▶ [Written request]
Your task is to output the entries below word for word.

[BEGIN Extracted information]

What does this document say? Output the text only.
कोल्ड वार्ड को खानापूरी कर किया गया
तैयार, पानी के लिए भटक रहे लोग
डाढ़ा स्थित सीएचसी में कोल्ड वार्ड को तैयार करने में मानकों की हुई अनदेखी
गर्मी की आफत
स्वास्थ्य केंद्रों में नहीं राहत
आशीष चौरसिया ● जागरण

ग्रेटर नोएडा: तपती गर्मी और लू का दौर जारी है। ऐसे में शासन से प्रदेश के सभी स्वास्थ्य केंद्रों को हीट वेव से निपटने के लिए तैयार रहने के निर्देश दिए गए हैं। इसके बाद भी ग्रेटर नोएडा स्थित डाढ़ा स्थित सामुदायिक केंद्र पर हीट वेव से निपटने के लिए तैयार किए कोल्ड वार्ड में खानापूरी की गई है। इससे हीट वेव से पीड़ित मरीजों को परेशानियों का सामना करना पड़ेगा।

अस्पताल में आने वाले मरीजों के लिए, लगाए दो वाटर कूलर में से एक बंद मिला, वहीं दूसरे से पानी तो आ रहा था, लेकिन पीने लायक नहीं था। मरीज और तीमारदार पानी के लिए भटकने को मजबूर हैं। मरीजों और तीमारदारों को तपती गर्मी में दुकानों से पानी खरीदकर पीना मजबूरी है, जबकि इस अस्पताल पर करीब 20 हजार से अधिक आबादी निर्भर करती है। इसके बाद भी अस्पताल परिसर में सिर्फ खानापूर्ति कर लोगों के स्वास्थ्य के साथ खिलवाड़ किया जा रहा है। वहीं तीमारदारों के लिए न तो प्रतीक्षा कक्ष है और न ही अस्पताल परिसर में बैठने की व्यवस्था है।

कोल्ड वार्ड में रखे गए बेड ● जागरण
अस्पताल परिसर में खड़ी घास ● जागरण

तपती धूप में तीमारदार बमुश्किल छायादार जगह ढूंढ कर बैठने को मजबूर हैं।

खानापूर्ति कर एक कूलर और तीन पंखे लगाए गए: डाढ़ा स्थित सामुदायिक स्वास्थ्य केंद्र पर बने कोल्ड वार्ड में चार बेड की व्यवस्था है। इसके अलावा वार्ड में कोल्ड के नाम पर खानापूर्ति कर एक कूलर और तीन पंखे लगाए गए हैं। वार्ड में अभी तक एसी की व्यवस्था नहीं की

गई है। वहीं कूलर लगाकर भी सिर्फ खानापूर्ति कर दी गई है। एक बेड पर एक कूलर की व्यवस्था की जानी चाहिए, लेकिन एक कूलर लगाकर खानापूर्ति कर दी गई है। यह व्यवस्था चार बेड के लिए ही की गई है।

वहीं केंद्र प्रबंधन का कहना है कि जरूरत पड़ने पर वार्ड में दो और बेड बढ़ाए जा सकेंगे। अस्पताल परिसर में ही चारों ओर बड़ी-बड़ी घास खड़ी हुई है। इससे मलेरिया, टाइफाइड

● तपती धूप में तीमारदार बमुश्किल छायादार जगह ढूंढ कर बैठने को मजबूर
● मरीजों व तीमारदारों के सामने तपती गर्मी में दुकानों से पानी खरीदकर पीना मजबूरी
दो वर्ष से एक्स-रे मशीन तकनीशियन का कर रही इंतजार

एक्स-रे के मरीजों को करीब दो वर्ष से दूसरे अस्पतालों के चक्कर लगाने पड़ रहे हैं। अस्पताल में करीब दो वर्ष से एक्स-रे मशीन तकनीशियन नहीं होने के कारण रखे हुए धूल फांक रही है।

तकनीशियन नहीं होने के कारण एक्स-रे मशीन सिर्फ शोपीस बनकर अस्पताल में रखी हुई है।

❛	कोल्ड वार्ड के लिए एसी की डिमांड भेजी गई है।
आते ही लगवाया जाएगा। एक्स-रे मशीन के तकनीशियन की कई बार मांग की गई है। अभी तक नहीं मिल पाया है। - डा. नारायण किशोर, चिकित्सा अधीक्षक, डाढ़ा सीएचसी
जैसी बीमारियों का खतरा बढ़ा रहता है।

[END Extracted information]

▶ [Solution]
What does this document say? Output the text only.
कोल्ड वार्ड को खानापूरी कर किया गया
तैयार, पानी के लिए भटक रहे लोग
डाढ़ा स्थित सीएचसी में कोल्ड वार्ड को तैयार करने में मानकों की हुई अनदेखी
गर्मी की आफत
स्वास्थ्य केंद्रों में नहीं राहत
आशीष चौरसिया ● जागरण

ग्रेटर नोएडा: तपती गर्मी और लू का दौर जारी है। ऐसे में शासन से प्रदेश के सभी स्वास्थ्य केंद्रों को हीट वेव से निपटने के लिए तैयार रहने के निर्देश दिए गए हैं। इसके बाद भी ग्रेटर नोएडा स्थित डाढ़ा स्थित सामुदायिक केंद्र पर हीट वेव से निपटने के लिए तैयार किए कोल्ड वार्ड में खानापूरी की गई है। इससे हीट वेव से पीड़ित मरीजों को परेशानियों का सामना करना पड़ेगा।

अस्पताल में आने वाले मरीजों के लिए, लगाए दो वाटर कूलर में से एक बंद मिला, वहीं दूसरे से पानी तो आ रहा था, लेकिन पीने लायक नहीं था। मरीज और तीमारदार पानी के लिए भटकने को मजबूर हैं। मरीजों और तीमारदारों को तपती गर्मी में दुकानों से पानी खरीदकर पीना मजबूरी है, जबकि इस अस्पताल पर करीब 20 हजार से अधिक आबादी निर्भर करती है। इसके बाद भी अस्पताल परिसर में सिर्फ खानापूर्ति कर लोगों के स्वास्थ्य के साथ खिलवाड़ किया जा रहा है। वहीं तीमारदारों के लिए न तो प्रतीक्षा कक्ष है और न ही अस्पताल परिसर में बैठने की व्यवस्था है।

कोल्ड वार्ड में रखे गए बेड ● जागरण
अस्पताल परिसर में खड़ी घास ● जागरण

तपती धूप में तीमारदार बमुश्किल छायादार जगह ढूंढ कर बैठने को मजबूर हैं।

खानापूर्ति कर एक कूलर और तीन पंखे लगाए गए: डाढ़ा स्थित सामुदायिक स्वास्थ्य केंद्र पर बने कोल्ड वार्ड में चार बेड की व्यवस्था है। इसके अलावा वार्ड में कोल्ड के नाम पर खानापूर्ति कर एक कूलर और तीन पंखे लगाए गए हैं। वार्ड में अभी तक एसी की व्यवस्था नहीं की

गई है। वहीं कूलर लगाकर भी सिर्फ खानापूर्ति कर दी गई है। एक बेड पर एक कूलर की व्यवस्था की जानी चाहिए, लेकिन एक कूलर लगाकर खानापूर्ति कर दी गई है। यह व्यवस्था चार बेड के लिए ही की गई है।

वहीं केंद्र प्रबंधन का कहना है कि जरूरत पड़ने पर वार्ड में दो और बेड बढ़ाए जा सकेंगे। अस्पताल परिसर में ही चारों ओर बड़ी-बड़ी घास खड़ी हुई है। इससे मलेरिया, टाइफाइड

● तपती धूप में तीमारदार बमुश्किल छायादार जगह ढूंढ कर बैठने को मजबूर
● मरीजों व तीमारदारों के सामने तपती गर्मी में दुकानों से पानी खरीदकर पीना मजबूरी
दो वर्ष से एक्स-रे मशीन तकनीशियन का कर रही इंतजार

एक्स-रे के मरीजों को करीब दो वर्ष से दूसरे अस्पतालों के चक्कर लगाने पड़ रहे हैं। अस्पताल में करीब दो वर्ष से एक्स-रे मशीन तकनीशियन नहीं होने के कारण रखे हुए धूल फांक रही है।

तकनीशियन नहीं होने के कारण एक्स-रे मशीन सिर्फ शोपीस बनकर अस्पताल में रखी हुई है।

❛	कोल्ड वार्ड के लिए एसी की डिमांड भेजी गई है।
आते ही लगवाया जाएगा। एक्स-रे मशीन के तकनीशियन की कई बार मांग की गई है। अभी तक नहीं मिल पाया है। - डा. नारायण किशोर, चिकित्सा अधीक्षक, डाढ़ा सीएचसी
जैसी बीमारियों का खतरा बढ़ा रहता है।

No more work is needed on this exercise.